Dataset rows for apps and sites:
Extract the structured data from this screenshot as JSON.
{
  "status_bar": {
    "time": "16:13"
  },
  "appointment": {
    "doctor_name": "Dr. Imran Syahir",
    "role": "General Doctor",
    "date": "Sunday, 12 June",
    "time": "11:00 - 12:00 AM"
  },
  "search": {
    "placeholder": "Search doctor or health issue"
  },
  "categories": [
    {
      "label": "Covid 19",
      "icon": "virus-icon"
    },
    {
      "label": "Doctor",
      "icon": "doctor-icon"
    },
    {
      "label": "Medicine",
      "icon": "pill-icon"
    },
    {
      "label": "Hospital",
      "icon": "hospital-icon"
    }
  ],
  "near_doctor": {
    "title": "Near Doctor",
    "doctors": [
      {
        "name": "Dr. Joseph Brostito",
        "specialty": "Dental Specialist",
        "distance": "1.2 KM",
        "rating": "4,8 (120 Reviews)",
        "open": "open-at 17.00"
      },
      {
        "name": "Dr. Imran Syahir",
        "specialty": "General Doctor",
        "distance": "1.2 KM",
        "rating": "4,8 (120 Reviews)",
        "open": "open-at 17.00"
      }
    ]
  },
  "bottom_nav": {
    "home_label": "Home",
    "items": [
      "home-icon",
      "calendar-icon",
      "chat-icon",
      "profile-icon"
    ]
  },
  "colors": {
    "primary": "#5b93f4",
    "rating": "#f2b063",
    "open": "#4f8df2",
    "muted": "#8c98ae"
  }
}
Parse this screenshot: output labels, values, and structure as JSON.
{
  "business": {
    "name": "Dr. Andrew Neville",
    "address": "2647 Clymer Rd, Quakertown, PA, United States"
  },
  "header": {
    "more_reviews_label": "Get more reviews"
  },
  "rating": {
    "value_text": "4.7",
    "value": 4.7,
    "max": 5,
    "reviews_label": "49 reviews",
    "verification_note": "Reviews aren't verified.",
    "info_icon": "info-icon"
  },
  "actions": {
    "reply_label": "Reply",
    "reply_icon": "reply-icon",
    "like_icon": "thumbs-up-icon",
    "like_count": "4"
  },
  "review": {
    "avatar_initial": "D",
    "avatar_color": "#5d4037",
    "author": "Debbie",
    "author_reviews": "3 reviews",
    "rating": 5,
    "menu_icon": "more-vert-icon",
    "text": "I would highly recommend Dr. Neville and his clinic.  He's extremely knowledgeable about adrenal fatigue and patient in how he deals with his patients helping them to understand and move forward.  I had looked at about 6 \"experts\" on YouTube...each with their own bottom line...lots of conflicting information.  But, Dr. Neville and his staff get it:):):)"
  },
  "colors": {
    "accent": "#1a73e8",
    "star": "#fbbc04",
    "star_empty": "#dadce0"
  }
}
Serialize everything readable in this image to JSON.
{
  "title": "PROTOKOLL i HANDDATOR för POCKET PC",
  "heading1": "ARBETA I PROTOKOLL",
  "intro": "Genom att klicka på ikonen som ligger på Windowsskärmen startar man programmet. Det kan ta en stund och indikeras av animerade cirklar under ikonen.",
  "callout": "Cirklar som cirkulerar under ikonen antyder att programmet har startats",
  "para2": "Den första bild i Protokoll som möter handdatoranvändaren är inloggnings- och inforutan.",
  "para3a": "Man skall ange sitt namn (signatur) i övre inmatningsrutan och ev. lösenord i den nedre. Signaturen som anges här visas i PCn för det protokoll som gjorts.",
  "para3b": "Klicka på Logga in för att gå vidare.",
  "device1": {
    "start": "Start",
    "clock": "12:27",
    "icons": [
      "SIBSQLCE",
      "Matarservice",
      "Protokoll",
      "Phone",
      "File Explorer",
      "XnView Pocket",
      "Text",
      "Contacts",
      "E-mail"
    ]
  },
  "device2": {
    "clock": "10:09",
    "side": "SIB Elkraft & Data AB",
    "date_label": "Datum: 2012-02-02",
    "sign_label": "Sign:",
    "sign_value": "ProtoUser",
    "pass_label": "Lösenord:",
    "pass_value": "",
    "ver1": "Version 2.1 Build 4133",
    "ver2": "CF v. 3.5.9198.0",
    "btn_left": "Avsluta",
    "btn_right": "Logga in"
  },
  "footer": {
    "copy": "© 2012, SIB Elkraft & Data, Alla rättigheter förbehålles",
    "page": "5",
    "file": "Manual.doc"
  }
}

- Task statement
A full, exact copy of the entries is required. Return it.

- Task output
Extract the structured data from this screenshot as JSON.
{
  "status_bar": {
    "time": "16:13"
  },
  "appointment": {
    "doctor_name": "Dr. Imran Syahir",
    "role": "General Doctor",
    "date": "Sunday, 12 June",
    "time": "11:00 - 12:00 AM"
  },
  "search": {
    "placeholder": "Search doctor or health issue"
  },
  "categories": [
    {
      "label": "Covid 19",
      "icon": "virus-icon"
    },
    {
      "label": "Doctor",
      "icon": "doctor-icon"
    },
    {
      "label": "Medicine",
      "icon": "pill-icon"
    },
    {
      "label": "Hospital",
      "icon": "hospital-icon"
    }
  ],
  "near_doctor": {
    "title": "Near Doctor",
    "doctors": [
      {
        "name": "Dr. Joseph Brostito",
        "specialty": "Dental Specialist",
        "distance": "1.2 KM",
        "rating": "4,8 (120 Reviews)",
        "open": "open-at 17.00"
      },
      {
        "name": "Dr. Imran Syahir",
        "specialty": "General Doctor",
        "distance": "1.2 KM",
        "rating": "4,8 (120 Reviews)",
        "open": "open-at 17.00"
      }
    ]
  },
  "bottom_nav": {
    "home_label": "Home",
    "items": [
      "home-icon",
      "calendar-icon",
      "chat-icon",
      "profile-icon"
    ]
  },
  "colors": {
    "primary": "#5b93f4",
    "rating": "#f2b063",
    "open": "#4f8df2",
    "muted": "#8c98ae"
  }
}
Parse this screenshot: output labels, values, and structure as JSON.
{
  "business": {
    "name": "Dr. Andrew Neville",
    "address": "2647 Clymer Rd, Quakertown, PA, United States"
  },
  "header": {
    "more_reviews_label": "Get more reviews"
  },
  "rating": {
    "value_text": "4.7",
    "value": 4.7,
    "max": 5,
    "reviews_label": "49 reviews",
    "verification_note": "Reviews aren't verified.",
    "info_icon": "info-icon"
  },
  "actions": {
    "reply_label": "Reply",
    "reply_icon": "reply-icon",
    "like_icon": "thumbs-up-icon",
    "like_count": "4"
  },
  "review": {
    "avatar_initial": "D",
    "avatar_color": "#5d4037",
    "author": "Debbie",
    "author_reviews": "3 reviews",
    "rating": 5,
    "menu_icon": "more-vert-icon",
    "text": "I would highly recommend Dr. Neville and his clinic.  He's extremely knowledgeable about adrenal fatigue and patient in how he deals with his patients helping them to understand and move forward.  I had looked at about 6 \"experts\" on YouTube...each with their own bottom line...lots of conflicting information.  But, Dr. Neville and his staff get it:):):)"
  },
  "colors": {
    "accent": "#1a73e8",
    "star": "#fbbc04",
    "star_empty": "#dadce0"
  }
}
Serialize everything readable in this image to JSON.
{
  "title": "PROTOKOLL i HANDDATOR för POCKET PC",
  "heading1": "ARBETA I PROTOKOLL",
  "intro": "Genom att klicka på ikonen som ligger på Windowsskärmen startar man programmet. Det kan ta en stund och indikeras av animerade cirklar under ikonen.",
  "callout": "Cirklar som cirkulerar under ikonen antyder att programmet har startats",
  "para2": "Den första bild i Protokoll som möter handdatoranvändaren är inloggnings- och inforutan.",
  "para3a": "Man skall ange sitt namn (signatur) i övre inmatningsrutan och ev. lösenord i den nedre. Signaturen som anges här visas i PCn för det protokoll som gjorts.",
  "para3b": "Klicka på Logga in för att gå vidare.",
  "device1": {
    "start": "Start",
    "clock": "12:27",
    "icons": [
      "SIBSQLCE",
      "Matarservice",
      "Protokoll",
      "Phone",
      "File Explorer",
      "XnView Pocket",
      "Text",
      "Contacts",
      "E-mail"
    ]
  },
  "device2": {
    "clock": "10:09",
    "side": "SIB Elkraft & Data AB",
    "date_label": "Datum: 2012-02-02",
    "sign_label": "Sign:",
    "sign_value": "ProtoUser",
    "pass_label": "Lösenord:",
    "pass_value": "",
    "ver1": "Version 2.1 Build 4133",
    "ver2": "CF v. 3.5.9198.0",
    "btn_left": "Avsluta",
    "btn_right": "Logga in"
  },
  "footer": {
    "copy": "© 2012, SIB Elkraft & Data, Alla rättigheter förbehålles",
    "page": "5",
    "file": "Manual.doc"
  }
}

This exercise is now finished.